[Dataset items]

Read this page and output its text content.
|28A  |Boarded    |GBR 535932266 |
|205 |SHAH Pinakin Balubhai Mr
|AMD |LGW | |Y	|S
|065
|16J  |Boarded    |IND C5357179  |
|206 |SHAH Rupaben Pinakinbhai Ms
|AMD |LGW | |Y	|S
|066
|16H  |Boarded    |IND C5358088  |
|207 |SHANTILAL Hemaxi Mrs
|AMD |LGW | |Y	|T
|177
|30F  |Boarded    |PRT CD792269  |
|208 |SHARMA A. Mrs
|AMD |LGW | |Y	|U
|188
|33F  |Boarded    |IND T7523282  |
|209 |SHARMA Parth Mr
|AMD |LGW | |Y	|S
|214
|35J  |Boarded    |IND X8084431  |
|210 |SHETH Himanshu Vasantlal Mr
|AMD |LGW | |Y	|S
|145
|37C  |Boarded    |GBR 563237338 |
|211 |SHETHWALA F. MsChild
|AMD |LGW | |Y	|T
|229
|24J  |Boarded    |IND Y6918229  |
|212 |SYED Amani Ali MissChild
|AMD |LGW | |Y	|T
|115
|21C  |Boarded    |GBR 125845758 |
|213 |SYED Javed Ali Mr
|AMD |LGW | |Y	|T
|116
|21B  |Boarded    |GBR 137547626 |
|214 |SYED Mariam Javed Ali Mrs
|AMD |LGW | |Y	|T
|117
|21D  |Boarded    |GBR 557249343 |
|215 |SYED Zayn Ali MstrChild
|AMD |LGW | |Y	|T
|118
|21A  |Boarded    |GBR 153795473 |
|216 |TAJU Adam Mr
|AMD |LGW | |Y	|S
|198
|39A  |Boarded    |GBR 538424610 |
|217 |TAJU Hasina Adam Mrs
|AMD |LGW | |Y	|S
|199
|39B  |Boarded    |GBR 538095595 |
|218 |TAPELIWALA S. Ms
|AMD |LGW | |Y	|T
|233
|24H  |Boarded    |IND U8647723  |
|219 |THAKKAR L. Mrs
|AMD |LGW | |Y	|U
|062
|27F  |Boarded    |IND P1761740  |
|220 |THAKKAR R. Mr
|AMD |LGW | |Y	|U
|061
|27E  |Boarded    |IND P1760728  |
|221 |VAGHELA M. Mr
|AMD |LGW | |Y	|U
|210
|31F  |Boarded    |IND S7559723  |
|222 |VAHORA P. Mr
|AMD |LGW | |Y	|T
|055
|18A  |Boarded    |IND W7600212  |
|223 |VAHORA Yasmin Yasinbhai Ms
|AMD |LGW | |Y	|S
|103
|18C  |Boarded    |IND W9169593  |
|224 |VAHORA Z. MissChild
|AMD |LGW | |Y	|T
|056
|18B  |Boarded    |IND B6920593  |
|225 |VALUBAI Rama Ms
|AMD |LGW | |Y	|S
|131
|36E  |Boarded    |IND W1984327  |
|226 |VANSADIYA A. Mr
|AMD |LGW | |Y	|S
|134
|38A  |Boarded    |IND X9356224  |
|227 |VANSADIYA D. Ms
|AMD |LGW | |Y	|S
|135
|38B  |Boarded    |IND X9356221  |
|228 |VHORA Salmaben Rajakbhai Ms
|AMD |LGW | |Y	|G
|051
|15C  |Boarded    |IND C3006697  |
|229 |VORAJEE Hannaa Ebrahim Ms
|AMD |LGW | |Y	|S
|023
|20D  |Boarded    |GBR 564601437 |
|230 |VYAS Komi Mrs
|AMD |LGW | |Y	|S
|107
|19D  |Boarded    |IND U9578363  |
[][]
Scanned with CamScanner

▶ **What the task asks**
Please reproduce the entire listing, exactly as shown.

▶ **Answer to the exercise**
Read this page and output its text content.
|28A  |Boarded    |GBR 535932266 |
|205 |SHAH Pinakin Balubhai Mr
|AMD |LGW | |Y	|S
|065
|16J  |Boarded    |IND C5357179  |
|206 |SHAH Rupaben Pinakinbhai Ms
|AMD |LGW | |Y	|S
|066
|16H  |Boarded    |IND C5358088  |
|207 |SHANTILAL Hemaxi Mrs
|AMD |LGW | |Y	|T
|177
|30F  |Boarded    |PRT CD792269  |
|208 |SHARMA A. Mrs
|AMD |LGW | |Y	|U
|188
|33F  |Boarded    |IND T7523282  |
|209 |SHARMA Parth Mr
|AMD |LGW | |Y	|S
|214
|35J  |Boarded    |IND X8084431  |
|210 |SHETH Himanshu Vasantlal Mr
|AMD |LGW | |Y	|S
|145
|37C  |Boarded    |GBR 563237338 |
|211 |SHETHWALA F. MsChild
|AMD |LGW | |Y	|T
|229
|24J  |Boarded    |IND Y6918229  |
|212 |SYED Amani Ali MissChild
|AMD |LGW | |Y	|T
|115
|21C  |Boarded    |GBR 125845758 |
|213 |SYED Javed Ali Mr
|AMD |LGW | |Y	|T
|116
|21B  |Boarded    |GBR 137547626 |
|214 |SYED Mariam Javed Ali Mrs
|AMD |LGW | |Y	|T
|117
|21D  |Boarded    |GBR 557249343 |
|215 |SYED Zayn Ali MstrChild
|AMD |LGW | |Y	|T
|118
|21A  |Boarded    |GBR 153795473 |
|216 |TAJU Adam Mr
|AMD |LGW | |Y	|S
|198
|39A  |Boarded    |GBR 538424610 |
|217 |TAJU Hasina Adam Mrs
|AMD |LGW | |Y	|S
|199
|39B  |Boarded    |GBR 538095595 |
|218 |TAPELIWALA S. Ms
|AMD |LGW | |Y	|T
|233
|24H  |Boarded    |IND U8647723  |
|219 |THAKKAR L. Mrs
|AMD |LGW | |Y	|U
|062
|27F  |Boarded    |IND P1761740  |
|220 |THAKKAR R. Mr
|AMD |LGW | |Y	|U
|061
|27E  |Boarded    |IND P1760728  |
|221 |VAGHELA M. Mr
|AMD |LGW | |Y	|U
|210
|31F  |Boarded    |IND S7559723  |
|222 |VAHORA P. Mr
|AMD |LGW | |Y	|T
|055
|18A  |Boarded    |IND W7600212  |
|223 |VAHORA Yasmin Yasinbhai Ms
|AMD |LGW | |Y	|S
|103
|18C  |Boarded    |IND W9169593  |
|224 |VAHORA Z. MissChild
|AMD |LGW | |Y	|T
|056
|18B  |Boarded    |IND B6920593  |
|225 |VALUBAI Rama Ms
|AMD |LGW | |Y	|S
|131
|36E  |Boarded    |IND W1984327  |
|226 |VANSADIYA A. Mr
|AMD |LGW | |Y	|S
|134
|38A  |Boarded    |IND X9356224  |
|227 |VANSADIYA D. Ms
|AMD |LGW | |Y	|S
|135
|38B  |Boarded    |IND X9356221  |
|228 |VHORA Salmaben Rajakbhai Ms
|AMD |LGW | |Y	|G
|051
|15C  |Boarded    |IND C3006697  |
|229 |VORAJEE Hannaa Ebrahim Ms
|AMD |LGW | |Y	|S
|023
|20D  |Boarded    |GBR 564601437 |
|230 |VYAS Komi Mrs
|AMD |LGW | |Y	|S
|107
|19D  |Boarded    |IND U9578363  |
[][]
Scanned with CamScanner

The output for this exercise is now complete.